start
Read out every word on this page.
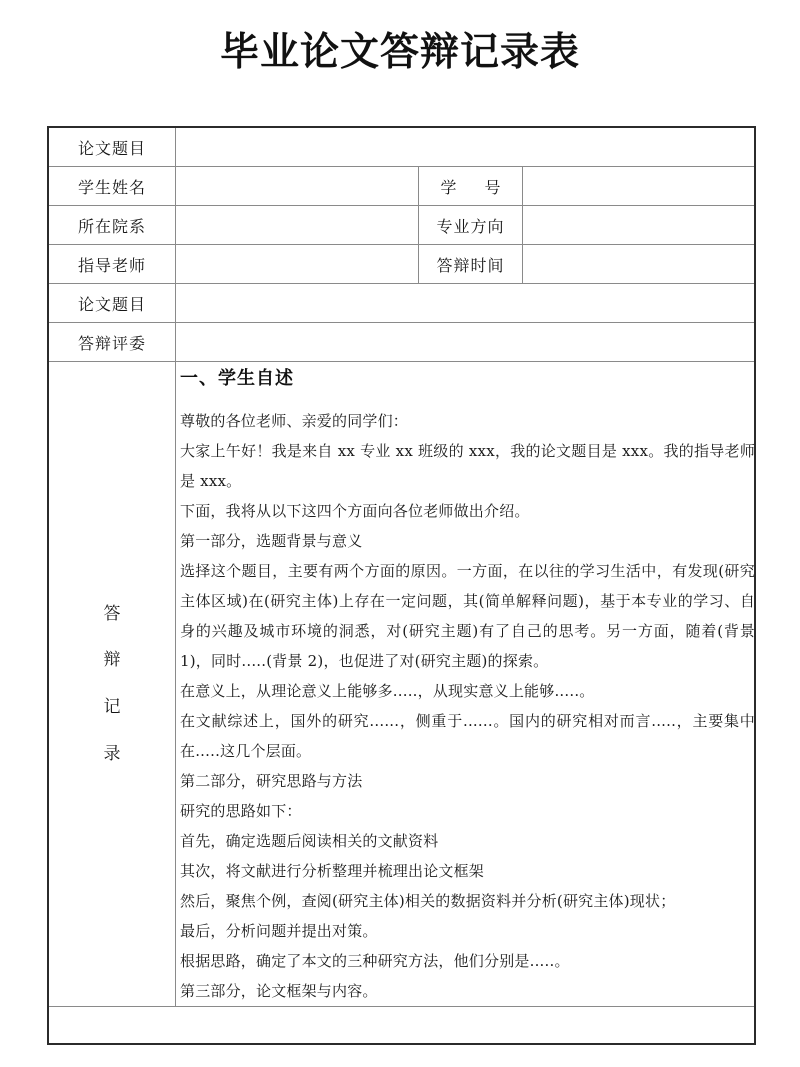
毕业论文答辩记录表
论文题目			
学生姓名		学 号	
所在院系		专业方向	
指导老师		答辩时间	
论文题目			
答辩评委			

答
辩
记
录

一、学生自述

尊敬的各位老师、亲爱的同学们：

大家上午好！我是来自 xx 专业 xx 班级的 xxx，我的论文题目是 xxx。我的指导老师是 xxx。

下面，我将从以下这四个方面向各位老师做出介绍。

第一部分，选题背景与意义

选择这个题目，主要有两个方面的原因。一方面，在以往的学习生活中，有发现(研究主体区域)在(研究主体)上存在一定问题，其(简单解释问题)，基于本专业的学习、自身的兴趣及城市环境的洞悉，对(研究主题)有了自己的思考。另一方面，随着(背景 1)，同时.....(背景 2)，也促进了对(研究主题)的探索。

在意义上，从理论意义上能够多.....，从现实意义上能够.....。

在文献综述上，国外的研究......，侧重于......。国内的研究相对而言.....，主要集中在.....这几个层面。

第二部分，研究思路与方法

研究的思路如下：

首先，确定选题后阅读相关的文献资料

其次，将文献进行分析整理并梳理出论文框架

然后，聚焦个例，查阅(研究主体)相关的数据资料并分析(研究主体)现状；

最后，分析问题并提出对策。

根据思路，确定了本文的三种研究方法，他们分别是.....。

第三部分，论文框架与内容。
end
Stated exercise
Reproduce the listing word for word and omit its pictures.

Answer to the exercise
Read out every word on this page.
毕业论文答辩记录表
论文题目			
学生姓名		学 号	
所在院系		专业方向	
指导老师		答辩时间	
论文题目			
答辩评委			

答
辩
记
录

一、学生自述

尊敬的各位老师、亲爱的同学们：

大家上午好！我是来自 xx 专业 xx 班级的 xxx，我的论文题目是 xxx。我的指导老师是 xxx。

下面，我将从以下这四个方面向各位老师做出介绍。

第一部分，选题背景与意义

选择这个题目，主要有两个方面的原因。一方面，在以往的学习生活中，有发现(研究主体区域)在(研究主体)上存在一定问题，其(简单解释问题)，基于本专业的学习、自身的兴趣及城市环境的洞悉，对(研究主题)有了自己的思考。另一方面，随着(背景 1)，同时.....(背景 2)，也促进了对(研究主题)的探索。

在意义上，从理论意义上能够多.....，从现实意义上能够.....。

在文献综述上，国外的研究......，侧重于......。国内的研究相对而言.....，主要集中在.....这几个层面。

第二部分，研究思路与方法

研究的思路如下：

首先，确定选题后阅读相关的文献资料

其次，将文献进行分析整理并梳理出论文框架

然后，聚焦个例，查阅(研究主体)相关的数据资料并分析(研究主体)现状；

最后，分析问题并提出对策。

根据思路，确定了本文的三种研究方法，他们分别是.....。

第三部分，论文框架与内容。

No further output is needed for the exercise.